#### [GIVEN EXERCISE]
Tally the lines that hold the string "Substitution", and reply with the count alone.
[START OF MATERIAL TO PROCESS]
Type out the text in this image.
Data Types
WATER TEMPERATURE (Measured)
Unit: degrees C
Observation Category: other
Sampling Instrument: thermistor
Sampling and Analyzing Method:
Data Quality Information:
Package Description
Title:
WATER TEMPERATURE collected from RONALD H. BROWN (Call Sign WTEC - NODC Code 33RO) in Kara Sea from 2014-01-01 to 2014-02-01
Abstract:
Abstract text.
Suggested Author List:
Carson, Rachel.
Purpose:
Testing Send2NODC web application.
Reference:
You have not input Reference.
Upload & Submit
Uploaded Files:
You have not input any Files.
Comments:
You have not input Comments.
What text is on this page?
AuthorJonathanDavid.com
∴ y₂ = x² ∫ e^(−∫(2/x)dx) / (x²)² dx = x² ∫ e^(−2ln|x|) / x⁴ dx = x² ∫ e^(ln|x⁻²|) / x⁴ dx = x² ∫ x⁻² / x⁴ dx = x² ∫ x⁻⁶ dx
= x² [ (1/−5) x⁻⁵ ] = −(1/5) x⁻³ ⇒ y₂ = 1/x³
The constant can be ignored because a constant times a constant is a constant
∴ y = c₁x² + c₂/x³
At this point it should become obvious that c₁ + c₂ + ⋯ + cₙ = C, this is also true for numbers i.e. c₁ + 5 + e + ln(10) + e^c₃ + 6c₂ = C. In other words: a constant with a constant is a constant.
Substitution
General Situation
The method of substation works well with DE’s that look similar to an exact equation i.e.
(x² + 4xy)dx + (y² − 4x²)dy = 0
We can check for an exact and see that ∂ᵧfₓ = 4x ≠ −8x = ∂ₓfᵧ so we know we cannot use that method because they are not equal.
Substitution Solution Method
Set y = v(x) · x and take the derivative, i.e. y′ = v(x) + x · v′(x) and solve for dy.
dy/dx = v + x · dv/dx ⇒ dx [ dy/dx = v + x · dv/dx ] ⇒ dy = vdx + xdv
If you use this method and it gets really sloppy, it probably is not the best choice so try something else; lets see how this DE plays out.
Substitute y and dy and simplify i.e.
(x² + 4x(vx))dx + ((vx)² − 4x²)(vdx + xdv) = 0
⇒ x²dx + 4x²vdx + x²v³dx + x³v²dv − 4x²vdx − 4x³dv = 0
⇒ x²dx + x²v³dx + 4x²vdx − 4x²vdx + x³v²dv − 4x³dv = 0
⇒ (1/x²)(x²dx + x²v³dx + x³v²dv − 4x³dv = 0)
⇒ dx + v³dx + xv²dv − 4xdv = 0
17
[END OF MATERIAL TO PROCESS]
#### [RESPONSE]
2